▸ **PROVIDED DATA**:
● ● ● ●

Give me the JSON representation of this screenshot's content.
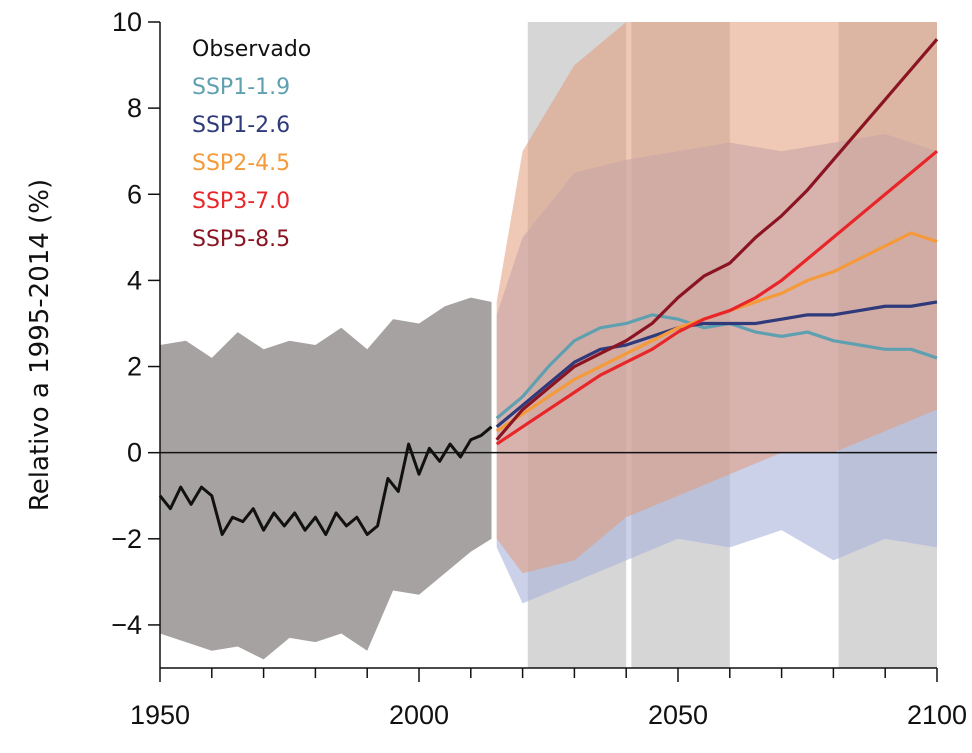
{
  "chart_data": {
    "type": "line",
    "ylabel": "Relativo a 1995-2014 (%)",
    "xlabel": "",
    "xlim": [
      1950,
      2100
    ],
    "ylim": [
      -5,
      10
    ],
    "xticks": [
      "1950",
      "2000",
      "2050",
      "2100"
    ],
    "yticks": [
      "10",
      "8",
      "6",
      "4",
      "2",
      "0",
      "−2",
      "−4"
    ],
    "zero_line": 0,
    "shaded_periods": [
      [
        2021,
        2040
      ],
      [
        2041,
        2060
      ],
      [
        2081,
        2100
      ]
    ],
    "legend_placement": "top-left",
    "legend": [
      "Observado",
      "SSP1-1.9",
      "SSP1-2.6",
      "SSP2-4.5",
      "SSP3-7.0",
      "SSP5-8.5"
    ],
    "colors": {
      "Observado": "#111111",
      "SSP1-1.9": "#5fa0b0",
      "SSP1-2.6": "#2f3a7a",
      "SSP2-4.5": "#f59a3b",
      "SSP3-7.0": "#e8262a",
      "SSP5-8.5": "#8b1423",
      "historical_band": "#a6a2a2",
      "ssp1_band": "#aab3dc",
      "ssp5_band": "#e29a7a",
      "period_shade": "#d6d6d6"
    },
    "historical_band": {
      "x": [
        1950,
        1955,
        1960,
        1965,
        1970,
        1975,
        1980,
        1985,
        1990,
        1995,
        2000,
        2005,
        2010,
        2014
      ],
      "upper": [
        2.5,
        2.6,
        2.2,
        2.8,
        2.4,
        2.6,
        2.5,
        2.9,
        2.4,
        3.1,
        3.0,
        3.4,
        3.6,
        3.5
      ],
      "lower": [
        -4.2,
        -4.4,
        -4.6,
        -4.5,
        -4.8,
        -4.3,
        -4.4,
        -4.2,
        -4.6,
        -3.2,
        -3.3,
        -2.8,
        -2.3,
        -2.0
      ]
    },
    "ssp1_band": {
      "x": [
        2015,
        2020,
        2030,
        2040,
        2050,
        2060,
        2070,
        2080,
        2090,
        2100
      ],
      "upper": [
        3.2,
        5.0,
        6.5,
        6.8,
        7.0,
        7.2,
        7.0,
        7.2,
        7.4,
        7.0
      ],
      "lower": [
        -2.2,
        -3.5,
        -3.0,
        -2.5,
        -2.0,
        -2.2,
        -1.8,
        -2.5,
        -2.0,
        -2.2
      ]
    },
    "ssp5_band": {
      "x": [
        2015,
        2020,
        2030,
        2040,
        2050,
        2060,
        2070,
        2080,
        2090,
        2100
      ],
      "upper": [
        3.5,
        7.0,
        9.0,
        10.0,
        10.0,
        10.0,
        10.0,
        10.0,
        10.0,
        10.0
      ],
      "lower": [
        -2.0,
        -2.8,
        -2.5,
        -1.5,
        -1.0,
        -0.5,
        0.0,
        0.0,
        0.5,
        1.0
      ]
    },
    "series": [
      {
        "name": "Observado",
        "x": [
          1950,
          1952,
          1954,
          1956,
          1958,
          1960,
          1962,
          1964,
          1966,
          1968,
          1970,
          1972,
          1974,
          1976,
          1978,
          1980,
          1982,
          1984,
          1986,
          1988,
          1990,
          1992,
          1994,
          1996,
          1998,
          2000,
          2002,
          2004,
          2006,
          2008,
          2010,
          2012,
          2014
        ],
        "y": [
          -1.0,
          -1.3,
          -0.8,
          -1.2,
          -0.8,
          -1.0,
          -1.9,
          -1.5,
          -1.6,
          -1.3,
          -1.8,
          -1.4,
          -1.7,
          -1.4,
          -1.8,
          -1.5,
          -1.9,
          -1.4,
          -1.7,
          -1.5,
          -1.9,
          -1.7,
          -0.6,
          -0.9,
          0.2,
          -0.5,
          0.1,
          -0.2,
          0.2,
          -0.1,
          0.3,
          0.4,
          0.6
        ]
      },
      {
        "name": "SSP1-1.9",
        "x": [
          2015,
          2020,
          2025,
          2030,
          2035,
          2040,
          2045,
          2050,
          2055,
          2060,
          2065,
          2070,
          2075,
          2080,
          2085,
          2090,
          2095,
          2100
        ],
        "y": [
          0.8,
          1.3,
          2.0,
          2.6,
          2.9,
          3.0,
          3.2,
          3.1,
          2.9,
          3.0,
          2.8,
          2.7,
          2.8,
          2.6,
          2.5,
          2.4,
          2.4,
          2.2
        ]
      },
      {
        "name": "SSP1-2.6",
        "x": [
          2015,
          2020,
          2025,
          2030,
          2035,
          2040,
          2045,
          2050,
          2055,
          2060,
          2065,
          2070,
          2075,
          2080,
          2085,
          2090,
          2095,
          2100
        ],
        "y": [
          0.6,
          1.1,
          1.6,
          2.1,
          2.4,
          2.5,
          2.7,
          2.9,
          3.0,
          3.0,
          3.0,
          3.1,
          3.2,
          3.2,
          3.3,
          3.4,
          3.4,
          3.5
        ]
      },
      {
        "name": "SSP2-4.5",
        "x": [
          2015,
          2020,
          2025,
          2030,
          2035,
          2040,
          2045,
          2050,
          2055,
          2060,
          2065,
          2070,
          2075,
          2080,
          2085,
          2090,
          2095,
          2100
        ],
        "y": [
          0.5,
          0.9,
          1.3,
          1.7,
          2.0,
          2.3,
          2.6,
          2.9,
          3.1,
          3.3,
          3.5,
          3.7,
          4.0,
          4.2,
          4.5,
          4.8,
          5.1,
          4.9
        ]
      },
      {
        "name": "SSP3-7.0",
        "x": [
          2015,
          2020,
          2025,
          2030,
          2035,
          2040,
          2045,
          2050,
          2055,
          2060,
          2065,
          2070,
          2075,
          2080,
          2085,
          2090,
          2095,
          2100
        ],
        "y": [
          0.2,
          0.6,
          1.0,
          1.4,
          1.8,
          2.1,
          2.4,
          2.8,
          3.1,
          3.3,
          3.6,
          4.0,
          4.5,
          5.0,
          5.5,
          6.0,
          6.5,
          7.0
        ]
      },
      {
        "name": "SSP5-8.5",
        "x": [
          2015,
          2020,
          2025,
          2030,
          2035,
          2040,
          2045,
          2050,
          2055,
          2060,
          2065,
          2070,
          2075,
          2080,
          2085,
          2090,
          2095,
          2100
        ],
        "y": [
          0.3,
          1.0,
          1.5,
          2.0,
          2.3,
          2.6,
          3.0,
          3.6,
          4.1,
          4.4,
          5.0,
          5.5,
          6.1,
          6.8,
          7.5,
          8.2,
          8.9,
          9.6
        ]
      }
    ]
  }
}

● ● ● ●

▸ **EXERCISE REQUIREMENTS**: Using the records above, retype everything exactly except the pictures.

▸ **TASK SOLUTION**:
Give me the JSON representation of this screenshot's content.
{
  "chart_data": {
    "type": "line",
    "ylabel": "Relativo a 1995-2014 (%)",
    "xlabel": "",
    "xlim": [
      1950,
      2100
    ],
    "ylim": [
      -5,
      10
    ],
    "xticks": [
      "1950",
      "2000",
      "2050",
      "2100"
    ],
    "yticks": [
      "10",
      "8",
      "6",
      "4",
      "2",
      "0",
      "−2",
      "−4"
    ],
    "zero_line": 0,
    "shaded_periods": [
      [
        2021,
        2040
      ],
      [
        2041,
        2060
      ],
      [
        2081,
        2100
      ]
    ],
    "legend_placement": "top-left",
    "legend": [
      "Observado",
      "SSP1-1.9",
      "SSP1-2.6",
      "SSP2-4.5",
      "SSP3-7.0",
      "SSP5-8.5"
    ],
    "colors": {
      "Observado": "#111111",
      "SSP1-1.9": "#5fa0b0",
      "SSP1-2.6": "#2f3a7a",
      "SSP2-4.5": "#f59a3b",
      "SSP3-7.0": "#e8262a",
      "SSP5-8.5": "#8b1423",
      "historical_band": "#a6a2a2",
      "ssp1_band": "#aab3dc",
      "ssp5_band": "#e29a7a",
      "period_shade": "#d6d6d6"
    },
    "historical_band": {
      "x": [
        1950,
        1955,
        1960,
        1965,
        1970,
        1975,
        1980,
        1985,
        1990,
        1995,
        2000,
        2005,
        2010,
        2014
      ],
      "upper": [
        2.5,
        2.6,
        2.2,
        2.8,
        2.4,
        2.6,
        2.5,
        2.9,
        2.4,
        3.1,
        3.0,
        3.4,
        3.6,
        3.5
      ],
      "lower": [
        -4.2,
        -4.4,
        -4.6,
        -4.5,
        -4.8,
        -4.3,
        -4.4,
        -4.2,
        -4.6,
        -3.2,
        -3.3,
        -2.8,
        -2.3,
        -2.0
      ]
    },
    "ssp1_band": {
      "x": [
        2015,
        2020,
        2030,
        2040,
        2050,
        2060,
        2070,
        2080,
        2090,
        2100
      ],
      "upper": [
        3.2,
        5.0,
        6.5,
        6.8,
        7.0,
        7.2,
        7.0,
        7.2,
        7.4,
        7.0
      ],
      "lower": [
        -2.2,
        -3.5,
        -3.0,
        -2.5,
        -2.0,
        -2.2,
        -1.8,
        -2.5,
        -2.0,
        -2.2
      ]
    },
    "ssp5_band": {
      "x": [
        2015,
        2020,
        2030,
        2040,
        2050,
        2060,
        2070,
        2080,
        2090,
        2100
      ],
      "upper": [
        3.5,
        7.0,
        9.0,
        10.0,
        10.0,
        10.0,
        10.0,
        10.0,
        10.0,
        10.0
      ],
      "lower": [
        -2.0,
        -2.8,
        -2.5,
        -1.5,
        -1.0,
        -0.5,
        0.0,
        0.0,
        0.5,
        1.0
      ]
    },
    "series": [
      {
        "name": "Observado",
        "x": [
          1950,
          1952,
          1954,
          1956,
          1958,
          1960,
          1962,
          1964,
          1966,
          1968,
          1970,
          1972,
          1974,
          1976,
          1978,
          1980,
          1982,
          1984,
          1986,
          1988,
          1990,
          1992,
          1994,
          1996,
          1998,
          2000,
          2002,
          2004,
          2006,
          2008,
          2010,
          2012,
          2014
        ],
        "y": [
          -1.0,
          -1.3,
          -0.8,
          -1.2,
          -0.8,
          -1.0,
          -1.9,
          -1.5,
          -1.6,
          -1.3,
          -1.8,
          -1.4,
          -1.7,
          -1.4,
          -1.8,
          -1.5,
          -1.9,
          -1.4,
          -1.7,
          -1.5,
          -1.9,
          -1.7,
          -0.6,
          -0.9,
          0.2,
          -0.5,
          0.1,
          -0.2,
          0.2,
          -0.1,
          0.3,
          0.4,
          0.6
        ]
      },
      {
        "name": "SSP1-1.9",
        "x": [
          2015,
          2020,
          2025,
          2030,
          2035,
          2040,
          2045,
          2050,
          2055,
          2060,
          2065,
          2070,
          2075,
          2080,
          2085,
          2090,
          2095,
          2100
        ],
        "y": [
          0.8,
          1.3,
          2.0,
          2.6,
          2.9,
          3.0,
          3.2,
          3.1,
          2.9,
          3.0,
          2.8,
          2.7,
          2.8,
          2.6,
          2.5,
          2.4,
          2.4,
          2.2
        ]
      },
      {
        "name": "SSP1-2.6",
        "x": [
          2015,
          2020,
          2025,
          2030,
          2035,
          2040,
          2045,
          2050,
          2055,
          2060,
          2065,
          2070,
          2075,
          2080,
          2085,
          2090,
          2095,
          2100
        ],
        "y": [
          0.6,
          1.1,
          1.6,
          2.1,
          2.4,
          2.5,
          2.7,
          2.9,
          3.0,
          3.0,
          3.0,
          3.1,
          3.2,
          3.2,
          3.3,
          3.4,
          3.4,
          3.5
        ]
      },
      {
        "name": "SSP2-4.5",
        "x": [
          2015,
          2020,
          2025,
          2030,
          2035,
          2040,
          2045,
          2050,
          2055,
          2060,
          2065,
          2070,
          2075,
          2080,
          2085,
          2090,
          2095,
          2100
        ],
        "y": [
          0.5,
          0.9,
          1.3,
          1.7,
          2.0,
          2.3,
          2.6,
          2.9,
          3.1,
          3.3,
          3.5,
          3.7,
          4.0,
          4.2,
          4.5,
          4.8,
          5.1,
          4.9
        ]
      },
      {
        "name": "SSP3-7.0",
        "x": [
          2015,
          2020,
          2025,
          2030,
          2035,
          2040,
          2045,
          2050,
          2055,
          2060,
          2065,
          2070,
          2075,
          2080,
          2085,
          2090,
          2095,
          2100
        ],
        "y": [
          0.2,
          0.6,
          1.0,
          1.4,
          1.8,
          2.1,
          2.4,
          2.8,
          3.1,
          3.3,
          3.6,
          4.0,
          4.5,
          5.0,
          5.5,
          6.0,
          6.5,
          7.0
        ]
      },
      {
        "name": "SSP5-8.5",
        "x": [
          2015,
          2020,
          2025,
          2030,
          2035,
          2040,
          2045,
          2050,
          2055,
          2060,
          2065,
          2070,
          2075,
          2080,
          2085,
          2090,
          2095,
          2100
        ],
        "y": [
          0.3,
          1.0,
          1.5,
          2.0,
          2.3,
          2.6,
          3.0,
          3.6,
          4.1,
          4.4,
          5.0,
          5.5,
          6.1,
          6.8,
          7.5,
          8.2,
          8.9,
          9.6
        ]
      }
    ]
  }
}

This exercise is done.